Stored entries
⁂

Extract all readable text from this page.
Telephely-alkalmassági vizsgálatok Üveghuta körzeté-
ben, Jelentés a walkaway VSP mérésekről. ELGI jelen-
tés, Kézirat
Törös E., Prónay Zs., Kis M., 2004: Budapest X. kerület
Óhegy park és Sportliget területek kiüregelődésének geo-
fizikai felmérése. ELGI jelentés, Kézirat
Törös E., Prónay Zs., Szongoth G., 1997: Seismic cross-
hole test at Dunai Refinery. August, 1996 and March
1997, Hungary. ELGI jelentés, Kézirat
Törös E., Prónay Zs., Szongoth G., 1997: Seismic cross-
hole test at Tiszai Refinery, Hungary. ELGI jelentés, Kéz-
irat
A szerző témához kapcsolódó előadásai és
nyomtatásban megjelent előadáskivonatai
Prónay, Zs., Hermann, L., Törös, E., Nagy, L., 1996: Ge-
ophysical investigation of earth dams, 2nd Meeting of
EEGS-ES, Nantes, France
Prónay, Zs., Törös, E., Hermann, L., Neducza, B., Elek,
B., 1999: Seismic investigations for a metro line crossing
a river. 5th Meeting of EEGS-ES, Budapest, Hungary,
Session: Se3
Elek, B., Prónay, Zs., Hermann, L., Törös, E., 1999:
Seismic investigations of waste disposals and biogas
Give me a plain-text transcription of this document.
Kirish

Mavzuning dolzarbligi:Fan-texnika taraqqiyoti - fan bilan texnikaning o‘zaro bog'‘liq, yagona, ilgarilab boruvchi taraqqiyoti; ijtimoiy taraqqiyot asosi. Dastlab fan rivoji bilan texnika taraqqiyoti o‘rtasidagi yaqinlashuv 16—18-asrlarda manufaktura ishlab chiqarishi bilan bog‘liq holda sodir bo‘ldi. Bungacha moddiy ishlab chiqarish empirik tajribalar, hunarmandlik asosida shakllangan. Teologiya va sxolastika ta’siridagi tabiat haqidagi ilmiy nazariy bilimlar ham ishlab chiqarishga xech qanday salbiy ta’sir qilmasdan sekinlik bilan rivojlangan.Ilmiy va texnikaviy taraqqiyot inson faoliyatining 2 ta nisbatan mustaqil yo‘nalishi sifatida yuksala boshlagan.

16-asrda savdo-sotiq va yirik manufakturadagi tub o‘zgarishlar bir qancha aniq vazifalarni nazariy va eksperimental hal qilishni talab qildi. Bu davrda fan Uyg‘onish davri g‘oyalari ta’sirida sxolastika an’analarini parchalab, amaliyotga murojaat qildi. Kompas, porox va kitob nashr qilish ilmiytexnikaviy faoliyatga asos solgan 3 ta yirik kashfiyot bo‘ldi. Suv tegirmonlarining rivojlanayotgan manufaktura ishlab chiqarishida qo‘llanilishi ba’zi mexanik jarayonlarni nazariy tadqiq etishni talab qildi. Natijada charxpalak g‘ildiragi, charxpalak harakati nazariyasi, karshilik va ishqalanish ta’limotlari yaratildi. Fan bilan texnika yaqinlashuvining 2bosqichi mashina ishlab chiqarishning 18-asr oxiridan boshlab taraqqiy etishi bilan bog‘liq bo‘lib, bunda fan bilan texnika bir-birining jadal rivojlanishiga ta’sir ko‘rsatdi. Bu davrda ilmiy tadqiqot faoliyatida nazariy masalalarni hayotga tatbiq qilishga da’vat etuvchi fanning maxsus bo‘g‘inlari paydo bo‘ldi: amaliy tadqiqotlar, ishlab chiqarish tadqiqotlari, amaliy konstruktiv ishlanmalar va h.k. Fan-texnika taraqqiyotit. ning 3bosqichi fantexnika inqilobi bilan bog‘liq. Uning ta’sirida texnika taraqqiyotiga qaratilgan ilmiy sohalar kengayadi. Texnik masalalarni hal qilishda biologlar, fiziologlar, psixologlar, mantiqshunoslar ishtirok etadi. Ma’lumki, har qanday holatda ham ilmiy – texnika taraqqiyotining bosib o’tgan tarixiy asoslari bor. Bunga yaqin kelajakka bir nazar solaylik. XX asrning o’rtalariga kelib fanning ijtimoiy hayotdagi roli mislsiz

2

⁂

> _INSTRUCTION_: Return all of the above records exactly, leaving no line out.

> _ANSWER TO THIS PROBLEM_:
Extract all readable text from this page.
Telephely-alkalmassági vizsgálatok Üveghuta körzeté-
ben, Jelentés a walkaway VSP mérésekről. ELGI jelen-
tés, Kézirat
Törös E., Prónay Zs., Kis M., 2004: Budapest X. kerület
Óhegy park és Sportliget területek kiüregelődésének geo-
fizikai felmérése. ELGI jelentés, Kézirat
Törös E., Prónay Zs., Szongoth G., 1997: Seismic cross-
hole test at Dunai Refinery. August, 1996 and March
1997, Hungary. ELGI jelentés, Kézirat
Törös E., Prónay Zs., Szongoth G., 1997: Seismic cross-
hole test at Tiszai Refinery, Hungary. ELGI jelentés, Kéz-
irat
A szerző témához kapcsolódó előadásai és
nyomtatásban megjelent előadáskivonatai
Prónay, Zs., Hermann, L., Törös, E., Nagy, L., 1996: Ge-
ophysical investigation of earth dams, 2nd Meeting of
EEGS-ES, Nantes, France
Prónay, Zs., Törös, E., Hermann, L., Neducza, B., Elek,
B., 1999: Seismic investigations for a metro line crossing
a river. 5th Meeting of EEGS-ES, Budapest, Hungary,
Session: Se3
Elek, B., Prónay, Zs., Hermann, L., Törös, E., 1999:
Seismic investigations of waste disposals and biogas
Give me a plain-text transcription of this document.
Kirish

Mavzuning dolzarbligi:Fan-texnika taraqqiyoti - fan bilan texnikaning o‘zaro bog'‘liq, yagona, ilgarilab boruvchi taraqqiyoti; ijtimoiy taraqqiyot asosi. Dastlab fan rivoji bilan texnika taraqqiyoti o‘rtasidagi yaqinlashuv 16—18-asrlarda manufaktura ishlab chiqarishi bilan bog‘liq holda sodir bo‘ldi. Bungacha moddiy ishlab chiqarish empirik tajribalar, hunarmandlik asosida shakllangan. Teologiya va sxolastika ta’siridagi tabiat haqidagi ilmiy nazariy bilimlar ham ishlab chiqarishga xech qanday salbiy ta’sir qilmasdan sekinlik bilan rivojlangan.Ilmiy va texnikaviy taraqqiyot inson faoliyatining 2 ta nisbatan mustaqil yo‘nalishi sifatida yuksala boshlagan.

16-asrda savdo-sotiq va yirik manufakturadagi tub o‘zgarishlar bir qancha aniq vazifalarni nazariy va eksperimental hal qilishni talab qildi. Bu davrda fan Uyg‘onish davri g‘oyalari ta’sirida sxolastika an’analarini parchalab, amaliyotga murojaat qildi. Kompas, porox va kitob nashr qilish ilmiytexnikaviy faoliyatga asos solgan 3 ta yirik kashfiyot bo‘ldi. Suv tegirmonlarining rivojlanayotgan manufaktura ishlab chiqarishida qo‘llanilishi ba’zi mexanik jarayonlarni nazariy tadqiq etishni talab qildi. Natijada charxpalak g‘ildiragi, charxpalak harakati nazariyasi, karshilik va ishqalanish ta’limotlari yaratildi. Fan bilan texnika yaqinlashuvining 2bosqichi mashina ishlab chiqarishning 18-asr oxiridan boshlab taraqqiy etishi bilan bog‘liq bo‘lib, bunda fan bilan texnika bir-birining jadal rivojlanishiga ta’sir ko‘rsatdi. Bu davrda ilmiy tadqiqot faoliyatida nazariy masalalarni hayotga tatbiq qilishga da’vat etuvchi fanning maxsus bo‘g‘inlari paydo bo‘ldi: amaliy tadqiqotlar, ishlab chiqarish tadqiqotlari, amaliy konstruktiv ishlanmalar va h.k. Fan-texnika taraqqiyotit. ning 3bosqichi fantexnika inqilobi bilan bog‘liq. Uning ta’sirida texnika taraqqiyotiga qaratilgan ilmiy sohalar kengayadi. Texnik masalalarni hal qilishda biologlar, fiziologlar, psixologlar, mantiqshunoslar ishtirok etadi. Ma’lumki, har qanday holatda ham ilmiy – texnika taraqqiyotining bosib o’tgan tarixiy asoslari bor. Bunga yaqin kelajakka bir nazar solaylik. XX asrning o’rtalariga kelib fanning ijtimoiy hayotdagi roli mislsiz

2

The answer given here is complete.